**WHAT YOU SHOULD DO:** Take down each entry exactly as written.

-- BEGIN --

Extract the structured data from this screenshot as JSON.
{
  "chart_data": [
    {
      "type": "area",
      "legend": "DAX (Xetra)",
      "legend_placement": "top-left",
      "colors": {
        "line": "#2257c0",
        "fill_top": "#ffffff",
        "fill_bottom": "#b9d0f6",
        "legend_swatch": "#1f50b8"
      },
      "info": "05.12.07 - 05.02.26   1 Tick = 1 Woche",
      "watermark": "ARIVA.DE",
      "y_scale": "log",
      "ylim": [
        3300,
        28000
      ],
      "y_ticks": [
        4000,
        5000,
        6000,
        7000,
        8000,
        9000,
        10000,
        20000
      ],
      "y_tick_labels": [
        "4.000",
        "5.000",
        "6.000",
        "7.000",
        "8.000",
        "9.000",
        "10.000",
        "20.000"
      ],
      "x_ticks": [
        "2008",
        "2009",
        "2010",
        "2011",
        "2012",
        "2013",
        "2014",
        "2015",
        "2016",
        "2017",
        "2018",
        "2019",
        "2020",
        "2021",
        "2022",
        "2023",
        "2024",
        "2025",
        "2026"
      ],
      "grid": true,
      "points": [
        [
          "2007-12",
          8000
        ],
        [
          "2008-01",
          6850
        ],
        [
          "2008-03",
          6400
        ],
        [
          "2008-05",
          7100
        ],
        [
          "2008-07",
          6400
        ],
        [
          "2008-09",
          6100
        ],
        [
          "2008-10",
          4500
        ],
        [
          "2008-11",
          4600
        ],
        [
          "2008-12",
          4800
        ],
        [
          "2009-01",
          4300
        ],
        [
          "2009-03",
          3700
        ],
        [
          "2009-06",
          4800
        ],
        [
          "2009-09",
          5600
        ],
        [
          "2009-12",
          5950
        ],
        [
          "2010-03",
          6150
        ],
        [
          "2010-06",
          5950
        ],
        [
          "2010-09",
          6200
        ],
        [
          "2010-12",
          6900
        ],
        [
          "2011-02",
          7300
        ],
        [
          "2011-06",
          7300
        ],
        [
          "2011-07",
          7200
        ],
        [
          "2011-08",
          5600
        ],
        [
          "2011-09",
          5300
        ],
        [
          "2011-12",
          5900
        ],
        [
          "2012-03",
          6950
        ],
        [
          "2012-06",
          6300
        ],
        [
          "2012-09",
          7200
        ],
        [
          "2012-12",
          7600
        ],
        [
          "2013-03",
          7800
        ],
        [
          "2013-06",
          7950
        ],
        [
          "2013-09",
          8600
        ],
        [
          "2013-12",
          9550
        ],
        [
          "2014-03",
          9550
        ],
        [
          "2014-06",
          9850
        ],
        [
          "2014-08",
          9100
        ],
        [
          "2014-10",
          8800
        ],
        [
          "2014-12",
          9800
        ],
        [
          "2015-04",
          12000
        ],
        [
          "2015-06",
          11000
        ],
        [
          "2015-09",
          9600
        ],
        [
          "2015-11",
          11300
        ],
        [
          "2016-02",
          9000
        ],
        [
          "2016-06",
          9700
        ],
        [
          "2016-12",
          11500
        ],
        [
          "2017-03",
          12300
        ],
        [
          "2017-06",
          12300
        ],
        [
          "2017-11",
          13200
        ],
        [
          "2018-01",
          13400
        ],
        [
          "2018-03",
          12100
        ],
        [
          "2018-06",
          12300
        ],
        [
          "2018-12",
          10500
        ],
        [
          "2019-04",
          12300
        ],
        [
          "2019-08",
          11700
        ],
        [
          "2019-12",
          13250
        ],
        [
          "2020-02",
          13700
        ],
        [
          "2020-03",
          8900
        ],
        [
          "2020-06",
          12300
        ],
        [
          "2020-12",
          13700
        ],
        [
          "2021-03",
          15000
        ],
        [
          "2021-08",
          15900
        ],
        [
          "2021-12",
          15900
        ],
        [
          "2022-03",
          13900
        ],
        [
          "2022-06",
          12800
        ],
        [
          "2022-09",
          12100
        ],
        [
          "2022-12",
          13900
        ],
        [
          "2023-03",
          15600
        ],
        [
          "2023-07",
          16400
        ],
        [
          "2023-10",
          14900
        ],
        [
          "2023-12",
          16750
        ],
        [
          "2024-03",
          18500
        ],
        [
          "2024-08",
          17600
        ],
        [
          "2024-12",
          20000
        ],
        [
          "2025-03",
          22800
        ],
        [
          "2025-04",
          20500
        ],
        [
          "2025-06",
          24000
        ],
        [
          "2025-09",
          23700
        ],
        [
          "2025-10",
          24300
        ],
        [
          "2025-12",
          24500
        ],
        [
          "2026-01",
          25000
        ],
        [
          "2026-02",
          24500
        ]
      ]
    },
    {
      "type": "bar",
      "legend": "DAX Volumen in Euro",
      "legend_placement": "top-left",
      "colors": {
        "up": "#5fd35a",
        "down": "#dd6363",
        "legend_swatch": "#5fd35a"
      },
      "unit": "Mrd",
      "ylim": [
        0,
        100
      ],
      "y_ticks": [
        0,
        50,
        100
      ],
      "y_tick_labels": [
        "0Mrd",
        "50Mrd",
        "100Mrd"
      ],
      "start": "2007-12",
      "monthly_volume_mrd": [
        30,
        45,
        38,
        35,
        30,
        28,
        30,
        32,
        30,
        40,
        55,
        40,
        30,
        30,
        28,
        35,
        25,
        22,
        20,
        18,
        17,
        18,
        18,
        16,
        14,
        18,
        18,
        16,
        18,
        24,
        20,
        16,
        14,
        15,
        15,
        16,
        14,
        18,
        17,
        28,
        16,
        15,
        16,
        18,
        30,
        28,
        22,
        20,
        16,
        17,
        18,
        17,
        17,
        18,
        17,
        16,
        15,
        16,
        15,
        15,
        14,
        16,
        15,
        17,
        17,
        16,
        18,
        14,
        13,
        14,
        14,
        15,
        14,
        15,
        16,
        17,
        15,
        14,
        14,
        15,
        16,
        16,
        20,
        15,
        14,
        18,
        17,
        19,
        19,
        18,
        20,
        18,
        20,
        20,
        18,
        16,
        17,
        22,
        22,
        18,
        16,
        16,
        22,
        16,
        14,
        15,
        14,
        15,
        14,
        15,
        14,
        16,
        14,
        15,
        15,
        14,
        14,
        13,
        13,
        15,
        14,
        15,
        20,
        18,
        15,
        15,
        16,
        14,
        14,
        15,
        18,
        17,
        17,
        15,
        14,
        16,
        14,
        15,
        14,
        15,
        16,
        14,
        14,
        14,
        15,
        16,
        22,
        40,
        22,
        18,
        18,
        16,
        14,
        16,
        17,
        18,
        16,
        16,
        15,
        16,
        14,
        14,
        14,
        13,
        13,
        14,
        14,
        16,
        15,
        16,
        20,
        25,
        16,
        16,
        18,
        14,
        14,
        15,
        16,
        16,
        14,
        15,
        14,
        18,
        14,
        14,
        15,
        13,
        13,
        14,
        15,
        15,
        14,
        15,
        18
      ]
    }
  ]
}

-- END --

**SOLUTION TO THE EXERCISE:**
Extract the structured data from this screenshot as JSON.
{
  "chart_data": [
    {
      "type": "area",
      "legend": "DAX (Xetra)",
      "legend_placement": "top-left",
      "colors": {
        "line": "#2257c0",
        "fill_top": "#ffffff",
        "fill_bottom": "#b9d0f6",
        "legend_swatch": "#1f50b8"
      },
      "info": "05.12.07 - 05.02.26   1 Tick = 1 Woche",
      "watermark": "ARIVA.DE",
      "y_scale": "log",
      "ylim": [
        3300,
        28000
      ],
      "y_ticks": [
        4000,
        5000,
        6000,
        7000,
        8000,
        9000,
        10000,
        20000
      ],
      "y_tick_labels": [
        "4.000",
        "5.000",
        "6.000",
        "7.000",
        "8.000",
        "9.000",
        "10.000",
        "20.000"
      ],
      "x_ticks": [
        "2008",
        "2009",
        "2010",
        "2011",
        "2012",
        "2013",
        "2014",
        "2015",
        "2016",
        "2017",
        "2018",
        "2019",
        "2020",
        "2021",
        "2022",
        "2023",
        "2024",
        "2025",
        "2026"
      ],
      "grid": true,
      "points": [
        [
          "2007-12",
          8000
        ],
        [
          "2008-01",
          6850
        ],
        [
          "2008-03",
          6400
        ],
        [
          "2008-05",
          7100
        ],
        [
          "2008-07",
          6400
        ],
        [
          "2008-09",
          6100
        ],
        [
          "2008-10",
          4500
        ],
        [
          "2008-11",
          4600
        ],
        [
          "2008-12",
          4800
        ],
        [
          "2009-01",
          4300
        ],
        [
          "2009-03",
          3700
        ],
        [
          "2009-06",
          4800
        ],
        [
          "2009-09",
          5600
        ],
        [
          "2009-12",
          5950
        ],
        [
          "2010-03",
          6150
        ],
        [
          "2010-06",
          5950
        ],
        [
          "2010-09",
          6200
        ],
        [
          "2010-12",
          6900
        ],
        [
          "2011-02",
          7300
        ],
        [
          "2011-06",
          7300
        ],
        [
          "2011-07",
          7200
        ],
        [
          "2011-08",
          5600
        ],
        [
          "2011-09",
          5300
        ],
        [
          "2011-12",
          5900
        ],
        [
          "2012-03",
          6950
        ],
        [
          "2012-06",
          6300
        ],
        [
          "2012-09",
          7200
        ],
        [
          "2012-12",
          7600
        ],
        [
          "2013-03",
          7800
        ],
        [
          "2013-06",
          7950
        ],
        [
          "2013-09",
          8600
        ],
        [
          "2013-12",
          9550
        ],
        [
          "2014-03",
          9550
        ],
        [
          "2014-06",
          9850
        ],
        [
          "2014-08",
          9100
        ],
        [
          "2014-10",
          8800
        ],
        [
          "2014-12",
          9800
        ],
        [
          "2015-04",
          12000
        ],
        [
          "2015-06",
          11000
        ],
        [
          "2015-09",
          9600
        ],
        [
          "2015-11",
          11300
        ],
        [
          "2016-02",
          9000
        ],
        [
          "2016-06",
          9700
        ],
        [
          "2016-12",
          11500
        ],
        [
          "2017-03",
          12300
        ],
        [
          "2017-06",
          12300
        ],
        [
          "2017-11",
          13200
        ],
        [
          "2018-01",
          13400
        ],
        [
          "2018-03",
          12100
        ],
        [
          "2018-06",
          12300
        ],
        [
          "2018-12",
          10500
        ],
        [
          "2019-04",
          12300
        ],
        [
          "2019-08",
          11700
        ],
        [
          "2019-12",
          13250
        ],
        [
          "2020-02",
          13700
        ],
        [
          "2020-03",
          8900
        ],
        [
          "2020-06",
          12300
        ],
        [
          "2020-12",
          13700
        ],
        [
          "2021-03",
          15000
        ],
        [
          "2021-08",
          15900
        ],
        [
          "2021-12",
          15900
        ],
        [
          "2022-03",
          13900
        ],
        [
          "2022-06",
          12800
        ],
        [
          "2022-09",
          12100
        ],
        [
          "2022-12",
          13900
        ],
        [
          "2023-03",
          15600
        ],
        [
          "2023-07",
          16400
        ],
        [
          "2023-10",
          14900
        ],
        [
          "2023-12",
          16750
        ],
        [
          "2024-03",
          18500
        ],
        [
          "2024-08",
          17600
        ],
        [
          "2024-12",
          20000
        ],
        [
          "2025-03",
          22800
        ],
        [
          "2025-04",
          20500
        ],
        [
          "2025-06",
          24000
        ],
        [
          "2025-09",
          23700
        ],
        [
          "2025-10",
          24300
        ],
        [
          "2025-12",
          24500
        ],
        [
          "2026-01",
          25000
        ],
        [
          "2026-02",
          24500
        ]
      ]
    },
    {
      "type": "bar",
      "legend": "DAX Volumen in Euro",
      "legend_placement": "top-left",
      "colors": {
        "up": "#5fd35a",
        "down": "#dd6363",
        "legend_swatch": "#5fd35a"
      },
      "unit": "Mrd",
      "ylim": [
        0,
        100
      ],
      "y_ticks": [
        0,
        50,
        100
      ],
      "y_tick_labels": [
        "0Mrd",
        "50Mrd",
        "100Mrd"
      ],
      "start": "2007-12",
      "monthly_volume_mrd": [
        30,
        45,
        38,
        35,
        30,
        28,
        30,
        32,
        30,
        40,
        55,
        40,
        30,
        30,
        28,
        35,
        25,
        22,
        20,
        18,
        17,
        18,
        18,
        16,
        14,
        18,
        18,
        16,
        18,
        24,
        20,
        16,
        14,
        15,
        15,
        16,
        14,
        18,
        17,
        28,
        16,
        15,
        16,
        18,
        30,
        28,
        22,
        20,
        16,
        17,
        18,
        17,
        17,
        18,
        17,
        16,
        15,
        16,
        15,
        15,
        14,
        16,
        15,
        17,
        17,
        16,
        18,
        14,
        13,
        14,
        14,
        15,
        14,
        15,
        16,
        17,
        15,
        14,
        14,
        15,
        16,
        16,
        20,
        15,
        14,
        18,
        17,
        19,
        19,
        18,
        20,
        18,
        20,
        20,
        18,
        16,
        17,
        22,
        22,
        18,
        16,
        16,
        22,
        16,
        14,
        15,
        14,
        15,
        14,
        15,
        14,
        16,
        14,
        15,
        15,
        14,
        14,
        13,
        13,
        15,
        14,
        15,
        20,
        18,
        15,
        15,
        16,
        14,
        14,
        15,
        18,
        17,
        17,
        15,
        14,
        16,
        14,
        15,
        14,
        15,
        16,
        14,
        14,
        14,
        15,
        16,
        22,
        40,
        22,
        18,
        18,
        16,
        14,
        16,
        17,
        18,
        16,
        16,
        15,
        16,
        14,
        14,
        14,
        13,
        13,
        14,
        14,
        16,
        15,
        16,
        20,
        25,
        16,
        16,
        18,
        14,
        14,
        15,
        16,
        16,
        14,
        15,
        14,
        18,
        14,
        14,
        15,
        13,
        13,
        14,
        15,
        15,
        14,
        15,
        18
      ]
    }
  ]
}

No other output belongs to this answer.